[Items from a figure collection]
******************************
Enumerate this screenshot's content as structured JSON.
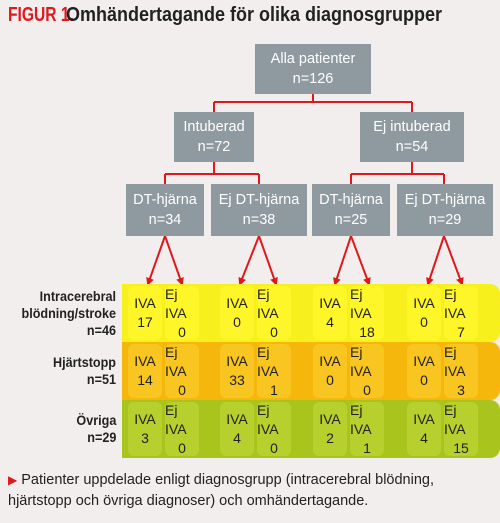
{
  "title": {
    "figure": "FIGUR 1.",
    "text": "Omhändertagande för olika diagnosgrupper"
  },
  "nodes": {
    "root": {
      "label": "Alla patienter",
      "n": "n=126"
    },
    "intub": {
      "label": "Intuberad",
      "n": "n=72"
    },
    "ejintub": {
      "label": "Ej intuberad",
      "n": "n=54"
    },
    "dt1": {
      "label": "DT-hjärna",
      "n": "n=34"
    },
    "ejdt1": {
      "label": "Ej DT-hjärna",
      "n": "n=38"
    },
    "dt2": {
      "label": "DT-hjärna",
      "n": "n=25"
    },
    "ejdt2": {
      "label": "Ej DT-hjärna",
      "n": "n=29"
    }
  },
  "rows": [
    {
      "label": [
        "Intracerebral",
        "blödning/stroke",
        "n=46"
      ],
      "values": [
        "17",
        "0",
        "0",
        "0",
        "4",
        "18",
        "0",
        "7"
      ]
    },
    {
      "label": [
        "Hjärtstopp",
        "n=51"
      ],
      "values": [
        "14",
        "0",
        "33",
        "1",
        "0",
        "0",
        "0",
        "3"
      ]
    },
    {
      "label": [
        "Övriga",
        "n=29"
      ],
      "values": [
        "3",
        "0",
        "4",
        "0",
        "2",
        "1",
        "4",
        "15"
      ]
    }
  ],
  "cell_headers": [
    "IVA",
    "Ej IVA",
    "IVA",
    "Ej IVA",
    "IVA",
    "Ej IVA",
    "IVA",
    "Ej IVA"
  ],
  "caption": {
    "marker": "▶",
    "text": "Patienter uppdelade enligt diagnosgrupp (intracerebral blödning, hjärtstopp och övriga diagnoser) och omhändertagande."
  },
  "colors": {
    "node": "#8f9aa0",
    "arrow": "#e0181b",
    "row_band": [
      "#f7f01c",
      "#f6b70c",
      "#a9c41c"
    ],
    "row_cell": [
      "#fff62a",
      "#f9c520",
      "#b7d02e"
    ]
  }
}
******************************
• _Problem_
Quote the records above exactly, leaving out any pictures.

• _Solution_
Enumerate this screenshot's content as structured JSON.
{
  "title": {
    "figure": "FIGUR 1.",
    "text": "Omhändertagande för olika diagnosgrupper"
  },
  "nodes": {
    "root": {
      "label": "Alla patienter",
      "n": "n=126"
    },
    "intub": {
      "label": "Intuberad",
      "n": "n=72"
    },
    "ejintub": {
      "label": "Ej intuberad",
      "n": "n=54"
    },
    "dt1": {
      "label": "DT-hjärna",
      "n": "n=34"
    },
    "ejdt1": {
      "label": "Ej DT-hjärna",
      "n": "n=38"
    },
    "dt2": {
      "label": "DT-hjärna",
      "n": "n=25"
    },
    "ejdt2": {
      "label": "Ej DT-hjärna",
      "n": "n=29"
    }
  },
  "rows": [
    {
      "label": [
        "Intracerebral",
        "blödning/stroke",
        "n=46"
      ],
      "values": [
        "17",
        "0",
        "0",
        "0",
        "4",
        "18",
        "0",
        "7"
      ]
    },
    {
      "label": [
        "Hjärtstopp",
        "n=51"
      ],
      "values": [
        "14",
        "0",
        "33",
        "1",
        "0",
        "0",
        "0",
        "3"
      ]
    },
    {
      "label": [
        "Övriga",
        "n=29"
      ],
      "values": [
        "3",
        "0",
        "4",
        "0",
        "2",
        "1",
        "4",
        "15"
      ]
    }
  ],
  "cell_headers": [
    "IVA",
    "Ej IVA",
    "IVA",
    "Ej IVA",
    "IVA",
    "Ej IVA",
    "IVA",
    "Ej IVA"
  ],
  "caption": {
    "marker": "▶",
    "text": "Patienter uppdelade enligt diagnosgrupp (intracerebral blödning, hjärtstopp och övriga diagnoser) och omhändertagande."
  },
  "colors": {
    "node": "#8f9aa0",
    "arrow": "#e0181b",
    "row_band": [
      "#f7f01c",
      "#f6b70c",
      "#a9c41c"
    ],
    "row_cell": [
      "#fff62a",
      "#f9c520",
      "#b7d02e"
    ]
  }
}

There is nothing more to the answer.